• _Objective_
Extract the listing in its entirety, keeping each line identical to the original.

• _Input for this task_
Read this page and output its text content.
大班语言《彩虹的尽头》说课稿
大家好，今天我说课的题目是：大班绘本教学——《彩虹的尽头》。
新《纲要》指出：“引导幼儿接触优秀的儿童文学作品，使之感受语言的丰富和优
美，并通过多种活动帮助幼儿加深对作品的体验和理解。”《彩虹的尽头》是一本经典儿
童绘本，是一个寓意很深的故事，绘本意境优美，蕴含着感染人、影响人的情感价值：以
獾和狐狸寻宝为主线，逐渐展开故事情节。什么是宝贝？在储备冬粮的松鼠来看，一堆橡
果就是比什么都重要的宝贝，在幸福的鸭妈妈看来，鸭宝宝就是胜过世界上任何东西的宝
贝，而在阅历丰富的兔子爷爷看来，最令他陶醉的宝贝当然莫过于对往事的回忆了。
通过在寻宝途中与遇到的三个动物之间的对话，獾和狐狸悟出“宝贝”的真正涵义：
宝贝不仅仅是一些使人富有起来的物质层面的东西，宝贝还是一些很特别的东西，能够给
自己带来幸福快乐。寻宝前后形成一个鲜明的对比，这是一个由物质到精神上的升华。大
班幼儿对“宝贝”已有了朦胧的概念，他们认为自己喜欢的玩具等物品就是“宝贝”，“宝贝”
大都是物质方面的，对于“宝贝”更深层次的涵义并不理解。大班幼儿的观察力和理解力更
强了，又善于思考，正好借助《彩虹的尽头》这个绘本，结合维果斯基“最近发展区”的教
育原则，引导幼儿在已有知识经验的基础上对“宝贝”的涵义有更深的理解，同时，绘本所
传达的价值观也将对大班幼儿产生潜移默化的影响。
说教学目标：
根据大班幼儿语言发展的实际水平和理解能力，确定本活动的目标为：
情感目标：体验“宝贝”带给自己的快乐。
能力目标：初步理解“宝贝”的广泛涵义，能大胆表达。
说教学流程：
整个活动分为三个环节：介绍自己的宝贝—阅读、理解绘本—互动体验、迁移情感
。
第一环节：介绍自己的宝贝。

• _Finished answer_
Read this page and output its text content.
大班语言《彩虹的尽头》说课稿
大家好，今天我说课的题目是：大班绘本教学——《彩虹的尽头》。
新《纲要》指出：“引导幼儿接触优秀的儿童文学作品，使之感受语言的丰富和优
美，并通过多种活动帮助幼儿加深对作品的体验和理解。”《彩虹的尽头》是一本经典儿
童绘本，是一个寓意很深的故事，绘本意境优美，蕴含着感染人、影响人的情感价值：以
獾和狐狸寻宝为主线，逐渐展开故事情节。什么是宝贝？在储备冬粮的松鼠来看，一堆橡
果就是比什么都重要的宝贝，在幸福的鸭妈妈看来，鸭宝宝就是胜过世界上任何东西的宝
贝，而在阅历丰富的兔子爷爷看来，最令他陶醉的宝贝当然莫过于对往事的回忆了。
通过在寻宝途中与遇到的三个动物之间的对话，獾和狐狸悟出“宝贝”的真正涵义：
宝贝不仅仅是一些使人富有起来的物质层面的东西，宝贝还是一些很特别的东西，能够给
自己带来幸福快乐。寻宝前后形成一个鲜明的对比，这是一个由物质到精神上的升华。大
班幼儿对“宝贝”已有了朦胧的概念，他们认为自己喜欢的玩具等物品就是“宝贝”，“宝贝”
大都是物质方面的，对于“宝贝”更深层次的涵义并不理解。大班幼儿的观察力和理解力更
强了，又善于思考，正好借助《彩虹的尽头》这个绘本，结合维果斯基“最近发展区”的教
育原则，引导幼儿在已有知识经验的基础上对“宝贝”的涵义有更深的理解，同时，绘本所
传达的价值观也将对大班幼儿产生潜移默化的影响。
说教学目标：
根据大班幼儿语言发展的实际水平和理解能力，确定本活动的目标为：
情感目标：体验“宝贝”带给自己的快乐。
能力目标：初步理解“宝贝”的广泛涵义，能大胆表达。
说教学流程：
整个活动分为三个环节：介绍自己的宝贝—阅读、理解绘本—互动体验、迁移情感
。
第一环节：介绍自己的宝贝。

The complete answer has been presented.